Estratto del documento:
Da questo mese di aprile i datori di lavoro, che hanno la qualifica di sostituti d’imposta, devono pagare il premio e poi chiederlo a rimborso dell’Inps (l’Agenzia delle entrate ha creato appositi codici tributo di riferimento da indicare sui modelli F24) attraverso il collaudato sistema del conguaglio con i contributi dovuti. E’ possibile, a seconda della reale situazione dell’azienda, pagare il premio in tempi successivi, ma comunque entro il termine del conguaglio di fine anno.ù
Niente premio però ai dipendenti che hanno lavorato con il sistema di lavoro agile (smart working). I giorni svolti a casa non danno titolo al premio, in quanto esso, per espressa disposizione di legge, è rivolto a chi ha lavorato nella propria sede di lavoro.
La pensione quota 100.
L’epidemia entra a forza anche nel mondo complesso della pensione. E toglie una forte restrizione introdotta dalla legge che ha istituito la pensione quota 100 (almeno 62 anni di età e almeno 38 di contributi), in base alla quale chi ha tale prestazione anticipata non può avere anche redditi di lavoro dipendente e autonomo. Il cumulo è ammesso solo con redditi autonomi occasionali non superiori a 5 mila euro lordi annui.
Tutto ciò viene annullato. E’ ammesso il cumulo con redditi di lavoro per il personale medico e infermieristico, che ha incarichi di lavoro autonomo per fare fronte all’emergenza Covid-19. Il reddito per il quale non opera il divieto di cumulo deve riferirsi esclusivamente alla specifica attività, la cui durata non deve essere superiore a sei mesi e comunque entro la fine dello stato di emergenza.
Gli interessati devono comunicare (e-mail o Pec) alla sede Inps del proprio territorio di avere ripreso a lavorare nei termini sopra indicati e al termine devono allegare al modulo relativo ai redditi la documentazione che attesti il conferimento dell’incarico.
Maternità e dimissioni.
Per colpa del coronavirus intervengono modifiche, sia pure solo a carattere amministrativo e gestionale, nei casi in cui la donna si dimette dal lavoro mentre non è ancora passato un anno dalla nascita del figlio. In questa evenienza lo Stato vuole vederci chiaro per evitare che le dimissioni in realtà nascondano un forzato allontanamento da parte del datore di lavoro. E stabilisce che la risoluzione del rapporto per essere valida debba passare attraverso le lenti di un colloquio riservato dell’interessata con il funzionario dell’Ispettorato del lavoro.

Dati forniti:
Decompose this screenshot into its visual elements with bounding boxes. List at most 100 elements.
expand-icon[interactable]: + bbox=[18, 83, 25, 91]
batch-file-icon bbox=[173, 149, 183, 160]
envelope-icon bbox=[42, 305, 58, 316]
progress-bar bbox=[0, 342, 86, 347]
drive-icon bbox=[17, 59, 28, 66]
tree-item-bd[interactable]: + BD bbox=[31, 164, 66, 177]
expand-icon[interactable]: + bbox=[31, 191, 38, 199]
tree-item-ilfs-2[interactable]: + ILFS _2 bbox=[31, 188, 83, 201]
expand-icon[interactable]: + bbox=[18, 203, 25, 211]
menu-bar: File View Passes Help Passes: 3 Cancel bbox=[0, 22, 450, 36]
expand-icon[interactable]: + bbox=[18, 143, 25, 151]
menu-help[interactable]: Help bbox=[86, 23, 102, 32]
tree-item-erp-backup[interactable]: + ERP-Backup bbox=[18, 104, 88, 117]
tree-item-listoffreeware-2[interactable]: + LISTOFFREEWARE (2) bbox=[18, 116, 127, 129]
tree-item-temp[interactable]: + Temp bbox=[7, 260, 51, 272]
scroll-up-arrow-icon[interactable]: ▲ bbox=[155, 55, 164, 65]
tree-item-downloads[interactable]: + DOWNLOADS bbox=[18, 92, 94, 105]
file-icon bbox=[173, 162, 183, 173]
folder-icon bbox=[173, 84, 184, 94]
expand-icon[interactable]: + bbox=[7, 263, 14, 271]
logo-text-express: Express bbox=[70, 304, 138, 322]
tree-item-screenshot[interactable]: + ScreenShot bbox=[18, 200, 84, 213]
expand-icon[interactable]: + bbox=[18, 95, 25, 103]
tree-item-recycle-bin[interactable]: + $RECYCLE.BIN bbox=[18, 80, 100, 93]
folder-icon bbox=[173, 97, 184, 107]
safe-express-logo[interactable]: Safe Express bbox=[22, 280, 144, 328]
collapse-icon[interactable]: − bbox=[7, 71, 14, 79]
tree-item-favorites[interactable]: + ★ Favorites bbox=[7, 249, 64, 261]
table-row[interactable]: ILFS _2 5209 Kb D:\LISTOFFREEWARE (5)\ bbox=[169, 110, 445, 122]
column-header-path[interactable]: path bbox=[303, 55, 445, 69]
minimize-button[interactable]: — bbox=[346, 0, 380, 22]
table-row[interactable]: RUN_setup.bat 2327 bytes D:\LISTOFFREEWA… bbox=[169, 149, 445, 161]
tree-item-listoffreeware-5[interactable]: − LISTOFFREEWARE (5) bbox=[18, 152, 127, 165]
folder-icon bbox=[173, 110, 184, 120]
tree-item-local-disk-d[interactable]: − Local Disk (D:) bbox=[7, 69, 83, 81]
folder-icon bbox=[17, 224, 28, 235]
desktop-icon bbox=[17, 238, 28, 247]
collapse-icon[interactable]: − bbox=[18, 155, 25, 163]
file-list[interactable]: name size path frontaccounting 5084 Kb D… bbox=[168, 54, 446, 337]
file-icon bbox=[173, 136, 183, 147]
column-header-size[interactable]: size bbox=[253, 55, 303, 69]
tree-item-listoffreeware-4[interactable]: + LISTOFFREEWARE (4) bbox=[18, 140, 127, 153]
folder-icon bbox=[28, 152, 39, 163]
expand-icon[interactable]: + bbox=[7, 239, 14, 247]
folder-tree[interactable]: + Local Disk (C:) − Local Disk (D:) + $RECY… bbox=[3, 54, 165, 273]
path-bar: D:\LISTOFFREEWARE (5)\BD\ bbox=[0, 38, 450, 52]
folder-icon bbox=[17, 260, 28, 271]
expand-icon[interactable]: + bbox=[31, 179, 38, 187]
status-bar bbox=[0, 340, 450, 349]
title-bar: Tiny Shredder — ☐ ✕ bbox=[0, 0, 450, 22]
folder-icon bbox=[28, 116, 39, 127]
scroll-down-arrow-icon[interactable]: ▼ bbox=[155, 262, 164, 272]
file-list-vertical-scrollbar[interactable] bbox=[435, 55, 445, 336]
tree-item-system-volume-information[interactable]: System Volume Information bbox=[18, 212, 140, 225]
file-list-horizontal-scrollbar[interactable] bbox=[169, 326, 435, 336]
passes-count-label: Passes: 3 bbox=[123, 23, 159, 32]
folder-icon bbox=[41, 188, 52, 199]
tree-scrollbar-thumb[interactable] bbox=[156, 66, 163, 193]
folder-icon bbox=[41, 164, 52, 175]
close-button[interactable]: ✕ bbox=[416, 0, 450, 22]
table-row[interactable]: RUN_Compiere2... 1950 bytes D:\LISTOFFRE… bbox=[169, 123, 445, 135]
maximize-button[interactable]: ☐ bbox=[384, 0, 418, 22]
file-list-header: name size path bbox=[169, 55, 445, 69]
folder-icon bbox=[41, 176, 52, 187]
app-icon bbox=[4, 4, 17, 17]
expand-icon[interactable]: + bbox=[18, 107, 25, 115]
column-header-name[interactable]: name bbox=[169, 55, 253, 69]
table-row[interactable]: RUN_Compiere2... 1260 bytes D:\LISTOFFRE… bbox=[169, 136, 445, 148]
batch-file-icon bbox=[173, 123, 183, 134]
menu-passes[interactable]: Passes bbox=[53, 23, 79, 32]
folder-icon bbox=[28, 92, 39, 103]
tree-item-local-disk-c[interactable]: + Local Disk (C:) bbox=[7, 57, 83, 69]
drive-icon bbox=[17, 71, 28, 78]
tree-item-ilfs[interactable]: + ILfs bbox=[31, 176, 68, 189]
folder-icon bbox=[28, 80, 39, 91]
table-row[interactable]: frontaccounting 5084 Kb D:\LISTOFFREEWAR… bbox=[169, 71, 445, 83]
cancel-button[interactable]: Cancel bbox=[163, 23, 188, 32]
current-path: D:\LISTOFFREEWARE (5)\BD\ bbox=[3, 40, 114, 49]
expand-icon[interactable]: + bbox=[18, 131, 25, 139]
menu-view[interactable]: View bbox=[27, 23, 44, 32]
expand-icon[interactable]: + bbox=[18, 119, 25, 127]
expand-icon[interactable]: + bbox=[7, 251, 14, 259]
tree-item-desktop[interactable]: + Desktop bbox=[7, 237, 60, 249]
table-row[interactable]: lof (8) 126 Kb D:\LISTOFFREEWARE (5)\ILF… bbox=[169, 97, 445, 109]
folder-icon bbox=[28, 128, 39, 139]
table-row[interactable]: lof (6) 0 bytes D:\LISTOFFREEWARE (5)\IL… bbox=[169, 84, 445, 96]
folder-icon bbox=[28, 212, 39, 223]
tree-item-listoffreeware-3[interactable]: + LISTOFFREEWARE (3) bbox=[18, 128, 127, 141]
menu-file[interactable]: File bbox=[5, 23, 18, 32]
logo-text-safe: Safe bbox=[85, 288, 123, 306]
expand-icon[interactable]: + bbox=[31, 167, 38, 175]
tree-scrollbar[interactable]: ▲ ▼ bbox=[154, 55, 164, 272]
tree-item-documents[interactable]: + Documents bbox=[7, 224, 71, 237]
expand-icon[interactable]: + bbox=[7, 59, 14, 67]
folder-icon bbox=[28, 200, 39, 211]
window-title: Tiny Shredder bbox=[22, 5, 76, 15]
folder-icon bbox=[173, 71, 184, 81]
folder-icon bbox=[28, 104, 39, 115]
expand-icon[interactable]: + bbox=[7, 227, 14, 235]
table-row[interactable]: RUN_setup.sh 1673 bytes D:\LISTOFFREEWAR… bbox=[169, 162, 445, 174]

Compito:
Rispondi a queste domande sull'estratto del documento:
1. Entro quale termine i datori di lavoro devono pagare il premio, anche se lo versano in tempi successivi?
2. Quali età e contribuzione minime richiede la pensione quota 100?
3. Con quale funzionario deve avvenire il colloquio riservato della lavoratrice che si dimette?
Per svolgere i compiti non occorre consultare le righe.

Risposta:
1. Entro il termine del conguaglio di fine anno.
2. Almeno 62 anni di età e almeno 38 anni di contributi.
3. Con il funzionario dell'Ispettorato del lavoro.